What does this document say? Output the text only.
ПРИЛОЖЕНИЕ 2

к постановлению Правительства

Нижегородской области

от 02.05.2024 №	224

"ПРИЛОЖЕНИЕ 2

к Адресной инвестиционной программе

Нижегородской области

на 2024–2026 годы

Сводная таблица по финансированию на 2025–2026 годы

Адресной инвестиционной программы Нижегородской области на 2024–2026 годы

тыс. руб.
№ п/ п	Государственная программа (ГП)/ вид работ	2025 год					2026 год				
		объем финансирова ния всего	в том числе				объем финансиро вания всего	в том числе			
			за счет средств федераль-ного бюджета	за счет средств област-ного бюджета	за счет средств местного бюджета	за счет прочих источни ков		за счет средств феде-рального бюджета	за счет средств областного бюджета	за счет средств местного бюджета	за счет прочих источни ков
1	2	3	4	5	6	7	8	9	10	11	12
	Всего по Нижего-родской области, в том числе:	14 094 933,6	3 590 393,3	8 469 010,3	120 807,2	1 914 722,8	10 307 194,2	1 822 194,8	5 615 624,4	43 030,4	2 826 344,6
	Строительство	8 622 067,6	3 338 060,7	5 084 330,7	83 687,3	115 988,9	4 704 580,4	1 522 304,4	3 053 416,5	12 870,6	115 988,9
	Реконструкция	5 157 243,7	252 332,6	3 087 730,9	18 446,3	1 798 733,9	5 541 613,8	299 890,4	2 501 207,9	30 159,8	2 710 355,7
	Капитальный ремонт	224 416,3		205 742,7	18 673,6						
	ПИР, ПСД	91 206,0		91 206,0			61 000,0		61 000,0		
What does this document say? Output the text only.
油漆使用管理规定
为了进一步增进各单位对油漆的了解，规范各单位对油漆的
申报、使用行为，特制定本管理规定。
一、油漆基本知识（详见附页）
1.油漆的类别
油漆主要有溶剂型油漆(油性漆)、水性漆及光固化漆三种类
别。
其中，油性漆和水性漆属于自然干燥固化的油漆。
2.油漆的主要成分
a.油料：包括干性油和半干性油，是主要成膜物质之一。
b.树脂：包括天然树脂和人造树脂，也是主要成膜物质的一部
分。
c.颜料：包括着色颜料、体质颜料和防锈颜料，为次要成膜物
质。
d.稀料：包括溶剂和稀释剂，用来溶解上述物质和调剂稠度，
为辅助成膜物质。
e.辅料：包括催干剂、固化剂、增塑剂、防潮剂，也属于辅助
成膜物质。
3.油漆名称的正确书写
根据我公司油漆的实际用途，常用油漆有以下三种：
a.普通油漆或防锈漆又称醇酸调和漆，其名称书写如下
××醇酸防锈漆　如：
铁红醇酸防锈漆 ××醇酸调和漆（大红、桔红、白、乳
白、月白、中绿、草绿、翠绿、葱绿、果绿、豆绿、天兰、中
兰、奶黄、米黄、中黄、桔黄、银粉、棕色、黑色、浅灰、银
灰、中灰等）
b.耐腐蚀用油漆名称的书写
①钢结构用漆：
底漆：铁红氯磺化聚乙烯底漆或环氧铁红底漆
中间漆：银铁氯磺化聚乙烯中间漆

## REQUIRED WORK
Tally up the lines with the word "области" in them, and answer with that number by itself.

## TASK ANSWER
4